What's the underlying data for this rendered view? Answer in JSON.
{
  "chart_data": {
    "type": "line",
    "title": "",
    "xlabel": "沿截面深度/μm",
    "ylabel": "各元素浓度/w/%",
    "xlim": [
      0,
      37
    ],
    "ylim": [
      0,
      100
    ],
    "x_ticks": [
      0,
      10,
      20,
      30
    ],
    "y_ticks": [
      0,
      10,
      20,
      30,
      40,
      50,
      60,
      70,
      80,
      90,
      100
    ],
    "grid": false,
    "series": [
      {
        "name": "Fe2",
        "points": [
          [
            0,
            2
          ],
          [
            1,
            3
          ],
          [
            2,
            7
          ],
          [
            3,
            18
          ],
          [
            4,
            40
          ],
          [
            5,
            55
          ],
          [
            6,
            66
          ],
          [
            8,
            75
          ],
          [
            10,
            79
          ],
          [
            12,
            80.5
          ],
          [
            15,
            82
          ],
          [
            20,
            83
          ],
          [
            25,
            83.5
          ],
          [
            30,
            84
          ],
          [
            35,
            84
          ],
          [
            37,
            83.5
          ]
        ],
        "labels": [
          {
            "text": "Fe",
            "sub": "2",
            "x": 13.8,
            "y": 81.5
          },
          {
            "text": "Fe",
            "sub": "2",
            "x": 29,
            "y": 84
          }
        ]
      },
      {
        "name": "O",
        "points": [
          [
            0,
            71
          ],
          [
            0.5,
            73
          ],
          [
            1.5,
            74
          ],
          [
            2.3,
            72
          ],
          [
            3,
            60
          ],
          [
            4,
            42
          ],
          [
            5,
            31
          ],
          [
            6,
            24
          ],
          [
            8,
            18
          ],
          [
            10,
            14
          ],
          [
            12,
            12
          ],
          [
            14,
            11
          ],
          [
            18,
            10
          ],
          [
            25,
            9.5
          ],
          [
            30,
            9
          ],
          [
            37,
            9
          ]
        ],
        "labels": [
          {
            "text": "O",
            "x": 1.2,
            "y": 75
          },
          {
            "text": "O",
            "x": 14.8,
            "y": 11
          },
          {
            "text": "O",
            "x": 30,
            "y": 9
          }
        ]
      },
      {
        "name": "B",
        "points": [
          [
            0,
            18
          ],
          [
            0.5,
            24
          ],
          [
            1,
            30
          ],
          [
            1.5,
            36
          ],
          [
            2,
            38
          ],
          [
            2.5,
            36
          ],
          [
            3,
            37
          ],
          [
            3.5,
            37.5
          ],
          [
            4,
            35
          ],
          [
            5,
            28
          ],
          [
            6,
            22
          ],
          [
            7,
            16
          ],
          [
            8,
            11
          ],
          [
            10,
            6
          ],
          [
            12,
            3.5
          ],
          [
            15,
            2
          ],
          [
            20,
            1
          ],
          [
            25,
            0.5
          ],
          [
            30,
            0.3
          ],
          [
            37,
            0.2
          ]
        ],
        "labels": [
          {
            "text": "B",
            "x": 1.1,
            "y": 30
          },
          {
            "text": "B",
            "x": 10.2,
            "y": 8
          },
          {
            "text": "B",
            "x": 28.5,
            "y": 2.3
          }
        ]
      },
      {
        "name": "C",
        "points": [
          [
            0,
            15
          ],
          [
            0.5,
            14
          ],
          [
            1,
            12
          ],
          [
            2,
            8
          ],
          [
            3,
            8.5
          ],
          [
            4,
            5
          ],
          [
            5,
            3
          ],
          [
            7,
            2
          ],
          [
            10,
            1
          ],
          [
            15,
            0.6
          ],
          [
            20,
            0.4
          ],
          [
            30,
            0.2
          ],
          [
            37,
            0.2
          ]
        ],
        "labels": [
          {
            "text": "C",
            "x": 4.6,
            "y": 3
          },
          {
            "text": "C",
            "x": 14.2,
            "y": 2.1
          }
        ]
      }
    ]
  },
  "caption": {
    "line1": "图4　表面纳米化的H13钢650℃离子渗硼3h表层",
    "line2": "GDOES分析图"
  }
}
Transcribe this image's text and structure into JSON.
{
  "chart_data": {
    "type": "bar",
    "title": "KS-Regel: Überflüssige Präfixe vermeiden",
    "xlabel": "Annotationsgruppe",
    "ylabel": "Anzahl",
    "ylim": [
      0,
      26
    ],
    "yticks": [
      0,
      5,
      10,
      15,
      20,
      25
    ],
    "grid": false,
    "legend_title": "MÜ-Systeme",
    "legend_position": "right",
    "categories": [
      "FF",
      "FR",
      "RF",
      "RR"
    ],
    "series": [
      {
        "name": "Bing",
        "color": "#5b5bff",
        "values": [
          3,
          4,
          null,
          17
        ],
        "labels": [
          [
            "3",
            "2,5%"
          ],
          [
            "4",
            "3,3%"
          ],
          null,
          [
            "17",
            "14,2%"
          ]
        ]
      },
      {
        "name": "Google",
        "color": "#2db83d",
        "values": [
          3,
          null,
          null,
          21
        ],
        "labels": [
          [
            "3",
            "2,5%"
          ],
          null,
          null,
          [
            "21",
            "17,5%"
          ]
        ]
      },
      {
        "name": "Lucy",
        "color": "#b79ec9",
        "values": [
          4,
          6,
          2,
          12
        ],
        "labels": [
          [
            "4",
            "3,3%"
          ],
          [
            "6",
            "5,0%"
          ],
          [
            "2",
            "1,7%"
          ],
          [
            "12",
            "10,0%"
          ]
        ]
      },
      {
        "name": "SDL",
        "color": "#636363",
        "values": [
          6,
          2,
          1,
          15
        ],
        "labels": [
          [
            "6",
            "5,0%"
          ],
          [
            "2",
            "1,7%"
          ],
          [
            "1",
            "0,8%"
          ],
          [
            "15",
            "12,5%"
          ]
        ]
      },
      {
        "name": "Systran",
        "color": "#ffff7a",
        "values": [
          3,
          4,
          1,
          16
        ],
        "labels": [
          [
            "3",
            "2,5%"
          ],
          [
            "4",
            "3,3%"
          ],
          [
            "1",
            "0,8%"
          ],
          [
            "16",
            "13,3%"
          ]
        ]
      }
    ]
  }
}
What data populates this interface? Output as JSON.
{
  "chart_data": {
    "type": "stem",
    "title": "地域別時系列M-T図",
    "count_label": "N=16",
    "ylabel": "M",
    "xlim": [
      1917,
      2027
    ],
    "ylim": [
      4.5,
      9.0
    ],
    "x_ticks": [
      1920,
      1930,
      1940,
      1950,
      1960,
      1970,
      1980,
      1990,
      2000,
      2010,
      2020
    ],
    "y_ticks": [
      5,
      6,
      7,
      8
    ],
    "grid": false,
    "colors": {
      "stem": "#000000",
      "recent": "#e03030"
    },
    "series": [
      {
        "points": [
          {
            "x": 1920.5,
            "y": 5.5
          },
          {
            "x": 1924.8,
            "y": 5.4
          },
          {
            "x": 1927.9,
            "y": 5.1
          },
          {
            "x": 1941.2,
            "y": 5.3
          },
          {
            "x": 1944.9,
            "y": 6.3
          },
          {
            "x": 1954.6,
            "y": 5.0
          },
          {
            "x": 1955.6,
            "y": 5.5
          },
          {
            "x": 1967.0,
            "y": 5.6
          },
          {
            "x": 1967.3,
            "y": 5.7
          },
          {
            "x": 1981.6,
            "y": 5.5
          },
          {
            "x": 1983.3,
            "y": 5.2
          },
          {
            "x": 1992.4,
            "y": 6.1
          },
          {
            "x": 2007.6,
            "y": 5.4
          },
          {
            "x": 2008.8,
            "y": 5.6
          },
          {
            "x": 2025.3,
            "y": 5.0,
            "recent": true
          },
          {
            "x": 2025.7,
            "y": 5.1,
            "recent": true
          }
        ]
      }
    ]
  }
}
☆ ☆ ☆ ☆
Reproduce the full listing word for word.

What's the underlying data for this rendered view? Answer in JSON.
{
  "chart_data": {
    "type": "line",
    "title": "",
    "xlabel": "沿截面深度/μm",
    "ylabel": "各元素浓度/w/%",
    "xlim": [
      0,
      37
    ],
    "ylim": [
      0,
      100
    ],
    "x_ticks": [
      0,
      10,
      20,
      30
    ],
    "y_ticks": [
      0,
      10,
      20,
      30,
      40,
      50,
      60,
      70,
      80,
      90,
      100
    ],
    "grid": false,
    "series": [
      {
        "name": "Fe2",
        "points": [
          [
            0,
            2
          ],
          [
            1,
            3
          ],
          [
            2,
            7
          ],
          [
            3,
            18
          ],
          [
            4,
            40
          ],
          [
            5,
            55
          ],
          [
            6,
            66
          ],
          [
            8,
            75
          ],
          [
            10,
            79
          ],
          [
            12,
            80.5
          ],
          [
            15,
            82
          ],
          [
            20,
            83
          ],
          [
            25,
            83.5
          ],
          [
            30,
            84
          ],
          [
            35,
            84
          ],
          [
            37,
            83.5
          ]
        ],
        "labels": [
          {
            "text": "Fe",
            "sub": "2",
            "x": 13.8,
            "y": 81.5
          },
          {
            "text": "Fe",
            "sub": "2",
            "x": 29,
            "y": 84
          }
        ]
      },
      {
        "name": "O",
        "points": [
          [
            0,
            71
          ],
          [
            0.5,
            73
          ],
          [
            1.5,
            74
          ],
          [
            2.3,
            72
          ],
          [
            3,
            60
          ],
          [
            4,
            42
          ],
          [
            5,
            31
          ],
          [
            6,
            24
          ],
          [
            8,
            18
          ],
          [
            10,
            14
          ],
          [
            12,
            12
          ],
          [
            14,
            11
          ],
          [
            18,
            10
          ],
          [
            25,
            9.5
          ],
          [
            30,
            9
          ],
          [
            37,
            9
          ]
        ],
        "labels": [
          {
            "text": "O",
            "x": 1.2,
            "y": 75
          },
          {
            "text": "O",
            "x": 14.8,
            "y": 11
          },
          {
            "text": "O",
            "x": 30,
            "y": 9
          }
        ]
      },
      {
        "name": "B",
        "points": [
          [
            0,
            18
          ],
          [
            0.5,
            24
          ],
          [
            1,
            30
          ],
          [
            1.5,
            36
          ],
          [
            2,
            38
          ],
          [
            2.5,
            36
          ],
          [
            3,
            37
          ],
          [
            3.5,
            37.5
          ],
          [
            4,
            35
          ],
          [
            5,
            28
          ],
          [
            6,
            22
          ],
          [
            7,
            16
          ],
          [
            8,
            11
          ],
          [
            10,
            6
          ],
          [
            12,
            3.5
          ],
          [
            15,
            2
          ],
          [
            20,
            1
          ],
          [
            25,
            0.5
          ],
          [
            30,
            0.3
          ],
          [
            37,
            0.2
          ]
        ],
        "labels": [
          {
            "text": "B",
            "x": 1.1,
            "y": 30
          },
          {
            "text": "B",
            "x": 10.2,
            "y": 8
          },
          {
            "text": "B",
            "x": 28.5,
            "y": 2.3
          }
        ]
      },
      {
        "name": "C",
        "points": [
          [
            0,
            15
          ],
          [
            0.5,
            14
          ],
          [
            1,
            12
          ],
          [
            2,
            8
          ],
          [
            3,
            8.5
          ],
          [
            4,
            5
          ],
          [
            5,
            3
          ],
          [
            7,
            2
          ],
          [
            10,
            1
          ],
          [
            15,
            0.6
          ],
          [
            20,
            0.4
          ],
          [
            30,
            0.2
          ],
          [
            37,
            0.2
          ]
        ],
        "labels": [
          {
            "text": "C",
            "x": 4.6,
            "y": 3
          },
          {
            "text": "C",
            "x": 14.2,
            "y": 2.1
          }
        ]
      }
    ]
  },
  "caption": {
    "line1": "图4　表面纳米化的H13钢650℃离子渗硼3h表层",
    "line2": "GDOES分析图"
  }
}
Transcribe this image's text and structure into JSON.
{
  "chart_data": {
    "type": "bar",
    "title": "KS-Regel: Überflüssige Präfixe vermeiden",
    "xlabel": "Annotationsgruppe",
    "ylabel": "Anzahl",
    "ylim": [
      0,
      26
    ],
    "yticks": [
      0,
      5,
      10,
      15,
      20,
      25
    ],
    "grid": false,
    "legend_title": "MÜ-Systeme",
    "legend_position": "right",
    "categories": [
      "FF",
      "FR",
      "RF",
      "RR"
    ],
    "series": [
      {
        "name": "Bing",
        "color": "#5b5bff",
        "values": [
          3,
          4,
          null,
          17
        ],
        "labels": [
          [
            "3",
            "2,5%"
          ],
          [
            "4",
            "3,3%"
          ],
          null,
          [
            "17",
            "14,2%"
          ]
        ]
      },
      {
        "name": "Google",
        "color": "#2db83d",
        "values": [
          3,
          null,
          null,
          21
        ],
        "labels": [
          [
            "3",
            "2,5%"
          ],
          null,
          null,
          [
            "21",
            "17,5%"
          ]
        ]
      },
      {
        "name": "Lucy",
        "color": "#b79ec9",
        "values": [
          4,
          6,
          2,
          12
        ],
        "labels": [
          [
            "4",
            "3,3%"
          ],
          [
            "6",
            "5,0%"
          ],
          [
            "2",
            "1,7%"
          ],
          [
            "12",
            "10,0%"
          ]
        ]
      },
      {
        "name": "SDL",
        "color": "#636363",
        "values": [
          6,
          2,
          1,
          15
        ],
        "labels": [
          [
            "6",
            "5,0%"
          ],
          [
            "2",
            "1,7%"
          ],
          [
            "1",
            "0,8%"
          ],
          [
            "15",
            "12,5%"
          ]
        ]
      },
      {
        "name": "Systran",
        "color": "#ffff7a",
        "values": [
          3,
          4,
          1,
          16
        ],
        "labels": [
          [
            "3",
            "2,5%"
          ],
          [
            "4",
            "3,3%"
          ],
          [
            "1",
            "0,8%"
          ],
          [
            "16",
            "13,3%"
          ]
        ]
      }
    ]
  }
}
What data populates this interface? Output as JSON.
{
  "chart_data": {
    "type": "stem",
    "title": "地域別時系列M-T図",
    "count_label": "N=16",
    "ylabel": "M",
    "xlim": [
      1917,
      2027
    ],
    "ylim": [
      4.5,
      9.0
    ],
    "x_ticks": [
      1920,
      1930,
      1940,
      1950,
      1960,
      1970,
      1980,
      1990,
      2000,
      2010,
      2020
    ],
    "y_ticks": [
      5,
      6,
      7,
      8
    ],
    "grid": false,
    "colors": {
      "stem": "#000000",
      "recent": "#e03030"
    },
    "series": [
      {
        "points": [
          {
            "x": 1920.5,
            "y": 5.5
          },
          {
            "x": 1924.8,
            "y": 5.4
          },
          {
            "x": 1927.9,
            "y": 5.1
          },
          {
            "x": 1941.2,
            "y": 5.3
          },
          {
            "x": 1944.9,
            "y": 6.3
          },
          {
            "x": 1954.6,
            "y": 5.0
          },
          {
            "x": 1955.6,
            "y": 5.5
          },
          {
            "x": 1967.0,
            "y": 5.6
          },
          {
            "x": 1967.3,
            "y": 5.7
          },
          {
            "x": 1981.6,
            "y": 5.5
          },
          {
            "x": 1983.3,
            "y": 5.2
          },
          {
            "x": 1992.4,
            "y": 6.1
          },
          {
            "x": 2007.6,
            "y": 5.4
          },
          {
            "x": 2008.8,
            "y": 5.6
          },
          {
            "x": 2025.3,
            "y": 5.0,
            "recent": true
          },
          {
            "x": 2025.7,
            "y": 5.1,
            "recent": true
          }
        ]
      }
    ]
  }
}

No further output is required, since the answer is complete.